PROBLEM TO WORK ON:
Write out all of the lines below, exactly and completely.

※ ※ ※

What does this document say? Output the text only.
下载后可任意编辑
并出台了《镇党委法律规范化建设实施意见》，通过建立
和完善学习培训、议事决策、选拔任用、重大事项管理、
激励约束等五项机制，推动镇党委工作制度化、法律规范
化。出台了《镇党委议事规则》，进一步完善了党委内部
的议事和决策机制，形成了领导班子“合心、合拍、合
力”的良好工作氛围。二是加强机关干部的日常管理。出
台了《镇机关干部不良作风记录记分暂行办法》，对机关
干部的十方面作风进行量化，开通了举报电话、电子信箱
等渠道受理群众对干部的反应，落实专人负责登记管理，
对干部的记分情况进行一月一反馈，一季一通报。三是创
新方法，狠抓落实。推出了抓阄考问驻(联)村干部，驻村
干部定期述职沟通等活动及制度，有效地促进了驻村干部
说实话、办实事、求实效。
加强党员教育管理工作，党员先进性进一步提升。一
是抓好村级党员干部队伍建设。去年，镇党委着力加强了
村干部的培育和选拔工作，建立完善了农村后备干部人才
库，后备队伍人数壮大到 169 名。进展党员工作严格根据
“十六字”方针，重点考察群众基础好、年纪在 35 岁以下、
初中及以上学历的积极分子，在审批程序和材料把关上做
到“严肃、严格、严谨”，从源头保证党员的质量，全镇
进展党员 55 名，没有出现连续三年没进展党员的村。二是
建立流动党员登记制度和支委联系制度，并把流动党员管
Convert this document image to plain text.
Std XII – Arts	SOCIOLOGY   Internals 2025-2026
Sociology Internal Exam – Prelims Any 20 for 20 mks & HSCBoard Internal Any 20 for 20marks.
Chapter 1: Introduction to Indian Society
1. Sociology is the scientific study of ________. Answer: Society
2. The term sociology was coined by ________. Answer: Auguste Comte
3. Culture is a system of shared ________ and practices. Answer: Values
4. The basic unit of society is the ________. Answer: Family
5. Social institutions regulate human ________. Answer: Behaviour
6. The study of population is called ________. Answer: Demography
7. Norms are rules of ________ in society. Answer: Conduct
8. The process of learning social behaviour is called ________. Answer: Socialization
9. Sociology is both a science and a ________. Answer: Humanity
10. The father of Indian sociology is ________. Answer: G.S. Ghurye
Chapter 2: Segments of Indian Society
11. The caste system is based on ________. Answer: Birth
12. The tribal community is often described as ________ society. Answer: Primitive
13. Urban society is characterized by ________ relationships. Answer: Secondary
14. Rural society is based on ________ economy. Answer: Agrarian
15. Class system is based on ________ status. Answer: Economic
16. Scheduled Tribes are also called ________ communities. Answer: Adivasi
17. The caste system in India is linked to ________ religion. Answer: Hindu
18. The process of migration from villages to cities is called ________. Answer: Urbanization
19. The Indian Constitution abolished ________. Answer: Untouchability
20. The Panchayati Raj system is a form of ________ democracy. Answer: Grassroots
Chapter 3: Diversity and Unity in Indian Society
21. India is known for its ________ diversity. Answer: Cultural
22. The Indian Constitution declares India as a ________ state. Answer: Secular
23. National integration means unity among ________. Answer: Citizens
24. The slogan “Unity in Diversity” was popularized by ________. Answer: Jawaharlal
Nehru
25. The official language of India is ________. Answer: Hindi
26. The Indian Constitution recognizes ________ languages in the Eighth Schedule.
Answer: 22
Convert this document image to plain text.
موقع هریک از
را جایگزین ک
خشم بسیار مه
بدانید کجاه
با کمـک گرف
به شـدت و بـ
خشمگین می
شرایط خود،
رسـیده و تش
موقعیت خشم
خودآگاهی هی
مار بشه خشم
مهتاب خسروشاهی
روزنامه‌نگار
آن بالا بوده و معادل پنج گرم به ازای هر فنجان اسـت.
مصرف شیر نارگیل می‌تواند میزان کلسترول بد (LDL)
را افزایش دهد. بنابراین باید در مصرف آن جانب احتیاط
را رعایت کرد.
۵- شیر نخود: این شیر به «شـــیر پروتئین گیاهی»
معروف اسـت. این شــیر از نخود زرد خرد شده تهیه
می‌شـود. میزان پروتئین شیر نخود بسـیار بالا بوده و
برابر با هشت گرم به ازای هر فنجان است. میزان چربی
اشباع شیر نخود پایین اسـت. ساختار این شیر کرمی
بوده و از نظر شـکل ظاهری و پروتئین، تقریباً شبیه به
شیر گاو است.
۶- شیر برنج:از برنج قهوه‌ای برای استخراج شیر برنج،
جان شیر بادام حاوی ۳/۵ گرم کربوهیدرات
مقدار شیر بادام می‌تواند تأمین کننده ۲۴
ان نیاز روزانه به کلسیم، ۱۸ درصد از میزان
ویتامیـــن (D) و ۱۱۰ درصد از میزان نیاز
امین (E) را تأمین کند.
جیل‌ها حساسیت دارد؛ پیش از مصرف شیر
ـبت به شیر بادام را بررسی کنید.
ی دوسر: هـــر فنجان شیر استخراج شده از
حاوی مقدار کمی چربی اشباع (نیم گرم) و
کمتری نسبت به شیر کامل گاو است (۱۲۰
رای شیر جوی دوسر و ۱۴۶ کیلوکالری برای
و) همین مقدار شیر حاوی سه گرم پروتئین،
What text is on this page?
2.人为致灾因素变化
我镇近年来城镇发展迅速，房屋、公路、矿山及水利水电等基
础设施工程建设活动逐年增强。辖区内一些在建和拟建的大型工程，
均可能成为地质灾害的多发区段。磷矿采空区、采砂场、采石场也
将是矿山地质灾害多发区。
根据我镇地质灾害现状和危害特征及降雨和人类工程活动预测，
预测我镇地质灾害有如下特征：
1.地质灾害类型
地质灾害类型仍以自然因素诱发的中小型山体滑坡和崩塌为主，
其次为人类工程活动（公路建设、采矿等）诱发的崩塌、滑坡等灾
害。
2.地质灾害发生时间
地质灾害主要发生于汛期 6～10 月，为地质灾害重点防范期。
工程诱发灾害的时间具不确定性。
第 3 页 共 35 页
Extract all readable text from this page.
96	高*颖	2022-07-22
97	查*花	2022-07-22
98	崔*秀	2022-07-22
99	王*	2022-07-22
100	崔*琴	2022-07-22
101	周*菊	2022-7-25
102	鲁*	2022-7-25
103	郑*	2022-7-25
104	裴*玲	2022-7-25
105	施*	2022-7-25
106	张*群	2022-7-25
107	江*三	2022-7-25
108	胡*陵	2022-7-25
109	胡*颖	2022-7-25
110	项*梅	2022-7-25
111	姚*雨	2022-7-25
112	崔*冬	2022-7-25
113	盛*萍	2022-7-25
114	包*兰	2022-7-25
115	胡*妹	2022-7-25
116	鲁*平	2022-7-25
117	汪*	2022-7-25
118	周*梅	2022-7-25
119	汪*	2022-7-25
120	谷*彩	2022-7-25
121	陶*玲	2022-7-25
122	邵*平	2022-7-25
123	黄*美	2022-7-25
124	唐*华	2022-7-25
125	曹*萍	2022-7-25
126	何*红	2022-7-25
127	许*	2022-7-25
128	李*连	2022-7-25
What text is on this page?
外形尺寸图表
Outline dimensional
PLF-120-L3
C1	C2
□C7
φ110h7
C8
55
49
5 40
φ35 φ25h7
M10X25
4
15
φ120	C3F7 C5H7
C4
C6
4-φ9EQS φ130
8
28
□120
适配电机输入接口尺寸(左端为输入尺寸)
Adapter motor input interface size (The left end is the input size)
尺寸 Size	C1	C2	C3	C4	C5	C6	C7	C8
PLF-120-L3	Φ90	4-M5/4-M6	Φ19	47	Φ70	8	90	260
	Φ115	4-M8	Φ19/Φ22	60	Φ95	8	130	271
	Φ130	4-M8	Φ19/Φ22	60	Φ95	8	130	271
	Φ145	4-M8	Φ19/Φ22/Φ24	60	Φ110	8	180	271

※ ※ ※

THE RESPONSE:
What does this document say? Output the text only.
下载后可任意编辑
并出台了《镇党委法律规范化建设实施意见》，通过建立
和完善学习培训、议事决策、选拔任用、重大事项管理、
激励约束等五项机制，推动镇党委工作制度化、法律规范
化。出台了《镇党委议事规则》，进一步完善了党委内部
的议事和决策机制，形成了领导班子“合心、合拍、合
力”的良好工作氛围。二是加强机关干部的日常管理。出
台了《镇机关干部不良作风记录记分暂行办法》，对机关
干部的十方面作风进行量化，开通了举报电话、电子信箱
等渠道受理群众对干部的反应，落实专人负责登记管理，
对干部的记分情况进行一月一反馈，一季一通报。三是创
新方法，狠抓落实。推出了抓阄考问驻(联)村干部，驻村
干部定期述职沟通等活动及制度，有效地促进了驻村干部
说实话、办实事、求实效。
加强党员教育管理工作，党员先进性进一步提升。一
是抓好村级党员干部队伍建设。去年，镇党委着力加强了
村干部的培育和选拔工作，建立完善了农村后备干部人才
库，后备队伍人数壮大到 169 名。进展党员工作严格根据
“十六字”方针，重点考察群众基础好、年纪在 35 岁以下、
初中及以上学历的积极分子，在审批程序和材料把关上做
到“严肃、严格、严谨”，从源头保证党员的质量，全镇
进展党员 55 名，没有出现连续三年没进展党员的村。二是
建立流动党员登记制度和支委联系制度，并把流动党员管
Convert this document image to plain text.
Std XII – Arts	SOCIOLOGY   Internals 2025-2026
Sociology Internal Exam – Prelims Any 20 for 20 mks & HSCBoard Internal Any 20 for 20marks.
Chapter 1: Introduction to Indian Society
1. Sociology is the scientific study of ________. Answer: Society
2. The term sociology was coined by ________. Answer: Auguste Comte
3. Culture is a system of shared ________ and practices. Answer: Values
4. The basic unit of society is the ________. Answer: Family
5. Social institutions regulate human ________. Answer: Behaviour
6. The study of population is called ________. Answer: Demography
7. Norms are rules of ________ in society. Answer: Conduct
8. The process of learning social behaviour is called ________. Answer: Socialization
9. Sociology is both a science and a ________. Answer: Humanity
10. The father of Indian sociology is ________. Answer: G.S. Ghurye
Chapter 2: Segments of Indian Society
11. The caste system is based on ________. Answer: Birth
12. The tribal community is often described as ________ society. Answer: Primitive
13. Urban society is characterized by ________ relationships. Answer: Secondary
14. Rural society is based on ________ economy. Answer: Agrarian
15. Class system is based on ________ status. Answer: Economic
16. Scheduled Tribes are also called ________ communities. Answer: Adivasi
17. The caste system in India is linked to ________ religion. Answer: Hindu
18. The process of migration from villages to cities is called ________. Answer: Urbanization
19. The Indian Constitution abolished ________. Answer: Untouchability
20. The Panchayati Raj system is a form of ________ democracy. Answer: Grassroots
Chapter 3: Diversity and Unity in Indian Society
21. India is known for its ________ diversity. Answer: Cultural
22. The Indian Constitution declares India as a ________ state. Answer: Secular
23. National integration means unity among ________. Answer: Citizens
24. The slogan “Unity in Diversity” was popularized by ________. Answer: Jawaharlal
Nehru
25. The official language of India is ________. Answer: Hindi
26. The Indian Constitution recognizes ________ languages in the Eighth Schedule.
Answer: 22
Convert this document image to plain text.
موقع هریک از
را جایگزین ک
خشم بسیار مه
بدانید کجاه
با کمـک گرف
به شـدت و بـ
خشمگین می
شرایط خود،
رسـیده و تش
موقعیت خشم
خودآگاهی هی
مار بشه خشم
مهتاب خسروشاهی
روزنامه‌نگار
آن بالا بوده و معادل پنج گرم به ازای هر فنجان اسـت.
مصرف شیر نارگیل می‌تواند میزان کلسترول بد (LDL)
را افزایش دهد. بنابراین باید در مصرف آن جانب احتیاط
را رعایت کرد.
۵- شیر نخود: این شیر به «شـــیر پروتئین گیاهی»
معروف اسـت. این شــیر از نخود زرد خرد شده تهیه
می‌شـود. میزان پروتئین شیر نخود بسـیار بالا بوده و
برابر با هشت گرم به ازای هر فنجان است. میزان چربی
اشباع شیر نخود پایین اسـت. ساختار این شیر کرمی
بوده و از نظر شـکل ظاهری و پروتئین، تقریباً شبیه به
شیر گاو است.
۶- شیر برنج:از برنج قهوه‌ای برای استخراج شیر برنج،
جان شیر بادام حاوی ۳/۵ گرم کربوهیدرات
مقدار شیر بادام می‌تواند تأمین کننده ۲۴
ان نیاز روزانه به کلسیم، ۱۸ درصد از میزان
ویتامیـــن (D) و ۱۱۰ درصد از میزان نیاز
امین (E) را تأمین کند.
جیل‌ها حساسیت دارد؛ پیش از مصرف شیر
ـبت به شیر بادام را بررسی کنید.
ی دوسر: هـــر فنجان شیر استخراج شده از
حاوی مقدار کمی چربی اشباع (نیم گرم) و
کمتری نسبت به شیر کامل گاو است (۱۲۰
رای شیر جوی دوسر و ۱۴۶ کیلوکالری برای
و) همین مقدار شیر حاوی سه گرم پروتئین،
What text is on this page?
2.人为致灾因素变化
我镇近年来城镇发展迅速，房屋、公路、矿山及水利水电等基
础设施工程建设活动逐年增强。辖区内一些在建和拟建的大型工程，
均可能成为地质灾害的多发区段。磷矿采空区、采砂场、采石场也
将是矿山地质灾害多发区。
根据我镇地质灾害现状和危害特征及降雨和人类工程活动预测，
预测我镇地质灾害有如下特征：
1.地质灾害类型
地质灾害类型仍以自然因素诱发的中小型山体滑坡和崩塌为主，
其次为人类工程活动（公路建设、采矿等）诱发的崩塌、滑坡等灾
害。
2.地质灾害发生时间
地质灾害主要发生于汛期 6～10 月，为地质灾害重点防范期。
工程诱发灾害的时间具不确定性。
第 3 页 共 35 页
Extract all readable text from this page.
96	高*颖	2022-07-22
97	查*花	2022-07-22
98	崔*秀	2022-07-22
99	王*	2022-07-22
100	崔*琴	2022-07-22
101	周*菊	2022-7-25
102	鲁*	2022-7-25
103	郑*	2022-7-25
104	裴*玲	2022-7-25
105	施*	2022-7-25
106	张*群	2022-7-25
107	江*三	2022-7-25
108	胡*陵	2022-7-25
109	胡*颖	2022-7-25
110	项*梅	2022-7-25
111	姚*雨	2022-7-25
112	崔*冬	2022-7-25
113	盛*萍	2022-7-25
114	包*兰	2022-7-25
115	胡*妹	2022-7-25
116	鲁*平	2022-7-25
117	汪*	2022-7-25
118	周*梅	2022-7-25
119	汪*	2022-7-25
120	谷*彩	2022-7-25
121	陶*玲	2022-7-25
122	邵*平	2022-7-25
123	黄*美	2022-7-25
124	唐*华	2022-7-25
125	曹*萍	2022-7-25
126	何*红	2022-7-25
127	许*	2022-7-25
128	李*连	2022-7-25
What text is on this page?
外形尺寸图表
Outline dimensional
PLF-120-L3
C1	C2
□C7
φ110h7
C8
55
49
5 40
φ35 φ25h7
M10X25
4
15
φ120	C3F7 C5H7
C4
C6
4-φ9EQS φ130
8
28
□120
适配电机输入接口尺寸(左端为输入尺寸)
Adapter motor input interface size (The left end is the input size)
尺寸 Size	C1	C2	C3	C4	C5	C6	C7	C8
PLF-120-L3	Φ90	4-M5/4-M6	Φ19	47	Φ70	8	90	260
	Φ115	4-M8	Φ19/Φ22	60	Φ95	8	130	271
	Φ130	4-M8	Φ19/Φ22	60	Φ95	8	130	271
	Φ145	4-M8	Φ19/Φ22/Φ24	60	Φ110	8	180	271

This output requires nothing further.